• _Brief_:
Find and copy lines holding "наук".

• _Input_:
━━━━━━━━━━

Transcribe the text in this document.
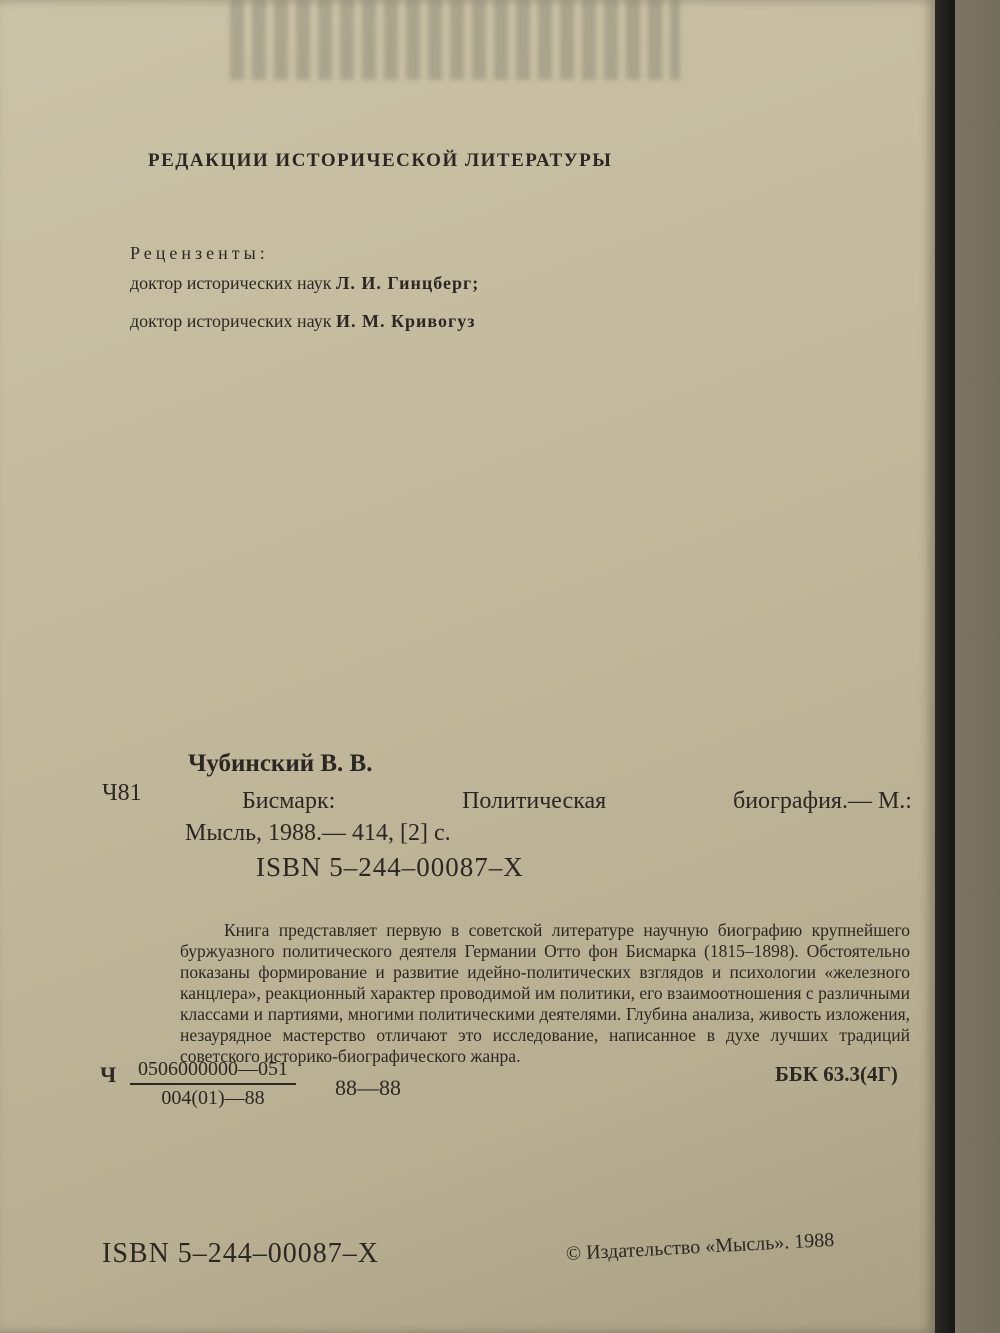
РЕДАКЦИИ ИСТОРИЧЕСКОЙ ЛИТЕРАТУРЫ
Рецензенты:
доктор исторических наук Л. И. Гинцберг;
доктор исторических наук И. М. Кривогуз
Ч81
Чубинский В. В.
Бисмарк:	Политическая	биография.— М.:
Мысль, 1988.— 414, [2] с.
ISBN 5–244–00087–X

Книга представляет первую в советской литературе научную биографию крупнейшего буржуазного политического деятеля Германии Отто фон Бисмарка (1815–1898). Обстоятельно показаны формирование и развитие идейно-политических взглядов и психологии «железного канцлера», реакционный характер проводимой им политики, его взаимоотношения с различными классами и партиями, многими политическими деятелями. Глубина анализа, живость изложения, незаурядное мастерство отличают это исследование, написанное в духе лучших традиций советского историко-биографического жанра.

Ч $\frac{0506000000—051}{004(01)—88}$ 88—88
ББК 63.3(4Г)
ISBN 5–244–00087–X	© Издательство «Мысль». 1988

━━━━━━━━━━

• _Expected answer_:
доктор исторических наук Л. И. Гинцберг;
доктор исторических наук И. М. Кривогуз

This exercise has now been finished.